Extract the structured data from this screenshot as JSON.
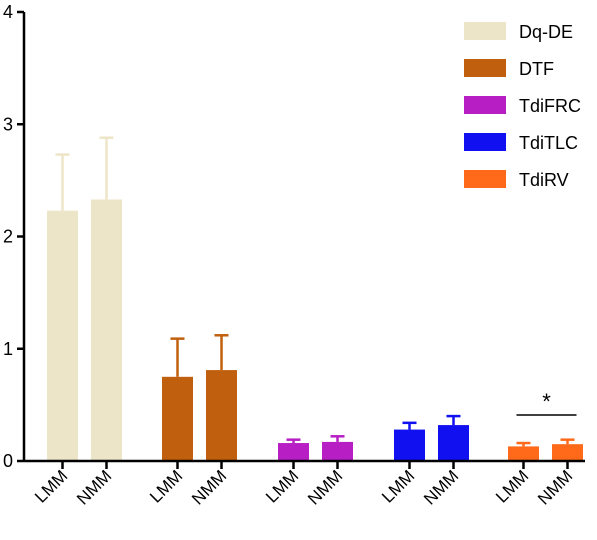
{
  "chart_data": {
    "type": "bar",
    "title": "",
    "xlabel": "",
    "ylabel": "",
    "ylim": [
      0,
      4
    ],
    "yticks": [
      "0",
      "1",
      "2",
      "3",
      "4"
    ],
    "grid": false,
    "legend_position": "top-right",
    "groups": [
      {
        "name": "Dq-DE",
        "color": "#ede5c8",
        "bars": [
          {
            "category": "LMM",
            "value": 2.23,
            "error": 0.5
          },
          {
            "category": "NMM",
            "value": 2.33,
            "error": 0.55
          }
        ]
      },
      {
        "name": "DTF",
        "color": "#c0600f",
        "bars": [
          {
            "category": "LMM",
            "value": 0.75,
            "error": 0.34
          },
          {
            "category": "NMM",
            "value": 0.81,
            "error": 0.31
          }
        ]
      },
      {
        "name": "TdiFRC",
        "color": "#b71fc4",
        "bars": [
          {
            "category": "LMM",
            "value": 0.16,
            "error": 0.03
          },
          {
            "category": "NMM",
            "value": 0.17,
            "error": 0.05
          }
        ]
      },
      {
        "name": "TdiTLC",
        "color": "#1010f0",
        "bars": [
          {
            "category": "LMM",
            "value": 0.28,
            "error": 0.06
          },
          {
            "category": "NMM",
            "value": 0.32,
            "error": 0.08
          }
        ]
      },
      {
        "name": "TdiRV",
        "color": "#ff6a1a",
        "bars": [
          {
            "category": "LMM",
            "value": 0.13,
            "error": 0.03
          },
          {
            "category": "NMM",
            "value": 0.15,
            "error": 0.04
          }
        ]
      }
    ],
    "annotations": [
      {
        "text": "*",
        "group": "TdiRV",
        "type": "significance-bracket"
      }
    ]
  }
}
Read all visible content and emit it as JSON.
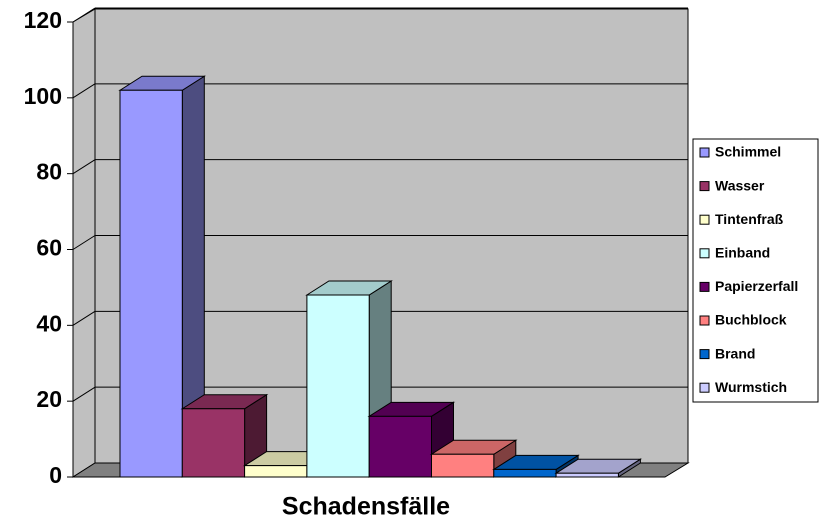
{
  "chart_data": {
    "type": "bar3d",
    "categories": [
      "Schadensfälle"
    ],
    "series": [
      {
        "name": "Schimmel",
        "color": "#9999ff",
        "values": [
          102
        ]
      },
      {
        "name": "Wasser",
        "color": "#993366",
        "values": [
          18
        ]
      },
      {
        "name": "Tintenfraß",
        "color": "#ffffcc",
        "values": [
          3
        ]
      },
      {
        "name": "Einband",
        "color": "#ccffff",
        "values": [
          48
        ]
      },
      {
        "name": "Papierzerfall",
        "color": "#660066",
        "values": [
          16
        ]
      },
      {
        "name": "Buchblock",
        "color": "#ff8080",
        "values": [
          6
        ]
      },
      {
        "name": "Brand",
        "color": "#0066cc",
        "values": [
          2
        ]
      },
      {
        "name": "Wurmstich",
        "color": "#ccccff",
        "values": [
          1
        ]
      }
    ],
    "ylim": [
      0,
      120
    ],
    "yticks": [
      0,
      20,
      40,
      60,
      80,
      100,
      120
    ],
    "grid": true,
    "legend": "right"
  }
}
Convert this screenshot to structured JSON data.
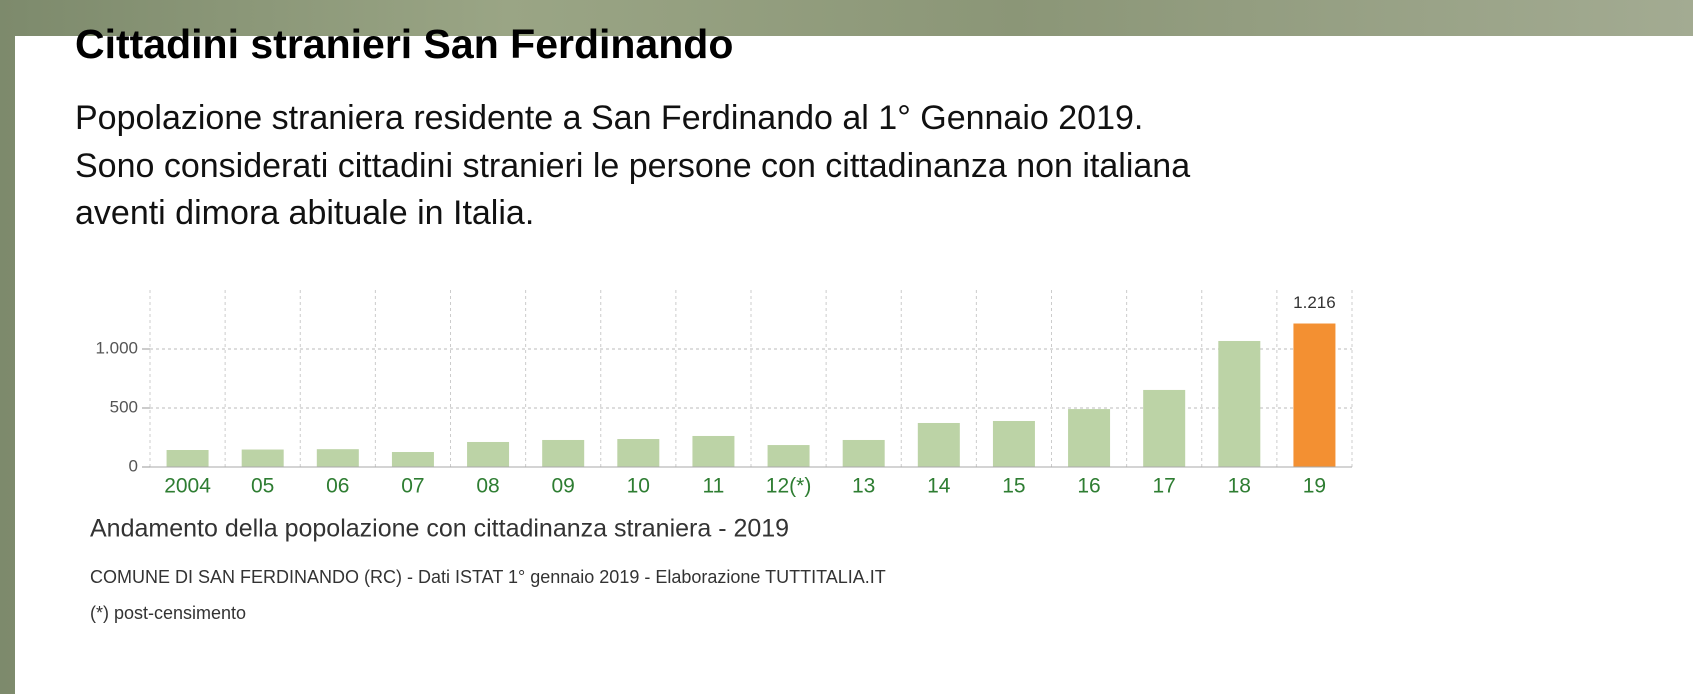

********************

> [PROBLEM TO WORK ON] Reproduce the entries exactly. Do not carry over any picture.

> [REPLY]
Extract the structured data from this screenshot as JSON.
{
  "chart_data": {
    "type": "bar",
    "title": "",
    "xlabel": "",
    "ylabel": "",
    "ylim": [
      0,
      4
    ],
    "yticks": [
      "0",
      "1",
      "2",
      "3",
      "4"
    ],
    "grid": false,
    "legend_position": "top-right",
    "groups": [
      {
        "name": "Dq-DE",
        "color": "#ede5c8",
        "bars": [
          {
            "category": "LMM",
            "value": 2.23,
            "error": 0.5
          },
          {
            "category": "NMM",
            "value": 2.33,
            "error": 0.55
          }
        ]
      },
      {
        "name": "DTF",
        "color": "#c0600f",
        "bars": [
          {
            "category": "LMM",
            "value": 0.75,
            "error": 0.34
          },
          {
            "category": "NMM",
            "value": 0.81,
            "error": 0.31
          }
        ]
      },
      {
        "name": "TdiFRC",
        "color": "#b71fc4",
        "bars": [
          {
            "category": "LMM",
            "value": 0.16,
            "error": 0.03
          },
          {
            "category": "NMM",
            "value": 0.17,
            "error": 0.05
          }
        ]
      },
      {
        "name": "TdiTLC",
        "color": "#1010f0",
        "bars": [
          {
            "category": "LMM",
            "value": 0.28,
            "error": 0.06
          },
          {
            "category": "NMM",
            "value": 0.32,
            "error": 0.08
          }
        ]
      },
      {
        "name": "TdiRV",
        "color": "#ff6a1a",
        "bars": [
          {
            "category": "LMM",
            "value": 0.13,
            "error": 0.03
          },
          {
            "category": "NMM",
            "value": 0.15,
            "error": 0.04
          }
        ]
      }
    ],
    "annotations": [
      {
        "text": "*",
        "group": "TdiRV",
        "type": "significance-bracket"
      }
    ]
  }
}
Read all visible content and emit it as JSON.
{
  "chart_data": {
    "type": "bar3d",
    "categories": [
      "Schadensfälle"
    ],
    "series": [
      {
        "name": "Schimmel",
        "color": "#9999ff",
        "values": [
          102
        ]
      },
      {
        "name": "Wasser",
        "color": "#993366",
        "values": [
          18
        ]
      },
      {
        "name": "Tintenfraß",
        "color": "#ffffcc",
        "values": [
          3
        ]
      },
      {
        "name": "Einband",
        "color": "#ccffff",
        "values": [
          48
        ]
      },
      {
        "name": "Papierzerfall",
        "color": "#660066",
        "values": [
          16
        ]
      },
      {
        "name": "Buchblock",
        "color": "#ff8080",
        "values": [
          6
        ]
      },
      {
        "name": "Brand",
        "color": "#0066cc",
        "values": [
          2
        ]
      },
      {
        "name": "Wurmstich",
        "color": "#ccccff",
        "values": [
          1
        ]
      }
    ],
    "ylim": [
      0,
      120
    ],
    "yticks": [
      0,
      20,
      40,
      60,
      80,
      100,
      120
    ],
    "grid": true,
    "legend": "right"
  }
}
Convert this screenshot to structured JSON data.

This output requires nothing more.